Start Input material

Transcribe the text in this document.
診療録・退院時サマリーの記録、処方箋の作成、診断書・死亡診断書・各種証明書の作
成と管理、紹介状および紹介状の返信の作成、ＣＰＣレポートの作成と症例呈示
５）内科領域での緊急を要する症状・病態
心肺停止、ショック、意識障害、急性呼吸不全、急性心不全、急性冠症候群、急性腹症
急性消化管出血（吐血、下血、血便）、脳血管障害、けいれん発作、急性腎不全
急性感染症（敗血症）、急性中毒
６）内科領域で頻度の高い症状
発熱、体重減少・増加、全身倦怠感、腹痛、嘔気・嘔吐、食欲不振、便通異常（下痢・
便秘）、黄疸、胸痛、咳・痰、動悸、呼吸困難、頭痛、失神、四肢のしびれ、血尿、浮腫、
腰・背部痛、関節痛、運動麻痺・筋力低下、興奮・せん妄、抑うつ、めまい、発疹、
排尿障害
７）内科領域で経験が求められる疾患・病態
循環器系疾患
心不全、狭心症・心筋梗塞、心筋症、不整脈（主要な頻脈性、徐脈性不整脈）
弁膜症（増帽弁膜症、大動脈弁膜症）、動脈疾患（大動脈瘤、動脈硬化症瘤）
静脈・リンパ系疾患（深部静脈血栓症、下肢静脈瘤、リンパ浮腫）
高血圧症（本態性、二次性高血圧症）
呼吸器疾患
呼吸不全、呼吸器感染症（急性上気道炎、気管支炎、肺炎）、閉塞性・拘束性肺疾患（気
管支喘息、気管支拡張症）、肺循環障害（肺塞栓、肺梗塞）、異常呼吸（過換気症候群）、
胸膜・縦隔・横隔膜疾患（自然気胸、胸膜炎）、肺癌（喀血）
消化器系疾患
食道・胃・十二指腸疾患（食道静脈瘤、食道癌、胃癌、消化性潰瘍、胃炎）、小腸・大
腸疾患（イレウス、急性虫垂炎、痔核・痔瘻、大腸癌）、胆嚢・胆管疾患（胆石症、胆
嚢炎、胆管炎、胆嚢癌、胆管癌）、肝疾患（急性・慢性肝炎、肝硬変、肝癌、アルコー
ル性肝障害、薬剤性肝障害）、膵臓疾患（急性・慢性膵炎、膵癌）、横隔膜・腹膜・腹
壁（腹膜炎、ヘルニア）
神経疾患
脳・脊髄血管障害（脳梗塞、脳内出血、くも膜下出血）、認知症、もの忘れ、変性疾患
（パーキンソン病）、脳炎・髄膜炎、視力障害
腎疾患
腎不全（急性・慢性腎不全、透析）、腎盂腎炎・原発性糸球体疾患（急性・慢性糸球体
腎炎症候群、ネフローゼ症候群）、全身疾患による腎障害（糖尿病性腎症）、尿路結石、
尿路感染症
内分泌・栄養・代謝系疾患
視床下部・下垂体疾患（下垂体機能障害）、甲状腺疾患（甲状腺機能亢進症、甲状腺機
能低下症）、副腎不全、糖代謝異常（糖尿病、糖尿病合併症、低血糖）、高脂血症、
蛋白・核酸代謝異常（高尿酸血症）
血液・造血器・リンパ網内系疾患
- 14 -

End Input material

## The request
Quote each line above in full, word for word.

## Final answer
Transcribe the text in this document.
診療録・退院時サマリーの記録、処方箋の作成、診断書・死亡診断書・各種証明書の作
成と管理、紹介状および紹介状の返信の作成、ＣＰＣレポートの作成と症例呈示
５）内科領域での緊急を要する症状・病態
心肺停止、ショック、意識障害、急性呼吸不全、急性心不全、急性冠症候群、急性腹症
急性消化管出血（吐血、下血、血便）、脳血管障害、けいれん発作、急性腎不全
急性感染症（敗血症）、急性中毒
６）内科領域で頻度の高い症状
発熱、体重減少・増加、全身倦怠感、腹痛、嘔気・嘔吐、食欲不振、便通異常（下痢・
便秘）、黄疸、胸痛、咳・痰、動悸、呼吸困難、頭痛、失神、四肢のしびれ、血尿、浮腫、
腰・背部痛、関節痛、運動麻痺・筋力低下、興奮・せん妄、抑うつ、めまい、発疹、
排尿障害
７）内科領域で経験が求められる疾患・病態
循環器系疾患
心不全、狭心症・心筋梗塞、心筋症、不整脈（主要な頻脈性、徐脈性不整脈）
弁膜症（増帽弁膜症、大動脈弁膜症）、動脈疾患（大動脈瘤、動脈硬化症瘤）
静脈・リンパ系疾患（深部静脈血栓症、下肢静脈瘤、リンパ浮腫）
高血圧症（本態性、二次性高血圧症）
呼吸器疾患
呼吸不全、呼吸器感染症（急性上気道炎、気管支炎、肺炎）、閉塞性・拘束性肺疾患（気
管支喘息、気管支拡張症）、肺循環障害（肺塞栓、肺梗塞）、異常呼吸（過換気症候群）、
胸膜・縦隔・横隔膜疾患（自然気胸、胸膜炎）、肺癌（喀血）
消化器系疾患
食道・胃・十二指腸疾患（食道静脈瘤、食道癌、胃癌、消化性潰瘍、胃炎）、小腸・大
腸疾患（イレウス、急性虫垂炎、痔核・痔瘻、大腸癌）、胆嚢・胆管疾患（胆石症、胆
嚢炎、胆管炎、胆嚢癌、胆管癌）、肝疾患（急性・慢性肝炎、肝硬変、肝癌、アルコー
ル性肝障害、薬剤性肝障害）、膵臓疾患（急性・慢性膵炎、膵癌）、横隔膜・腹膜・腹
壁（腹膜炎、ヘルニア）
神経疾患
脳・脊髄血管障害（脳梗塞、脳内出血、くも膜下出血）、認知症、もの忘れ、変性疾患
（パーキンソン病）、脳炎・髄膜炎、視力障害
腎疾患
腎不全（急性・慢性腎不全、透析）、腎盂腎炎・原発性糸球体疾患（急性・慢性糸球体
腎炎症候群、ネフローゼ症候群）、全身疾患による腎障害（糖尿病性腎症）、尿路結石、
尿路感染症
内分泌・栄養・代謝系疾患
視床下部・下垂体疾患（下垂体機能障害）、甲状腺疾患（甲状腺機能亢進症、甲状腺機
能低下症）、副腎不全、糖代謝異常（糖尿病、糖尿病合併症、低血糖）、高脂血症、
蛋白・核酸代謝異常（高尿酸血症）
血液・造血器・リンパ網内系疾患
- 14 -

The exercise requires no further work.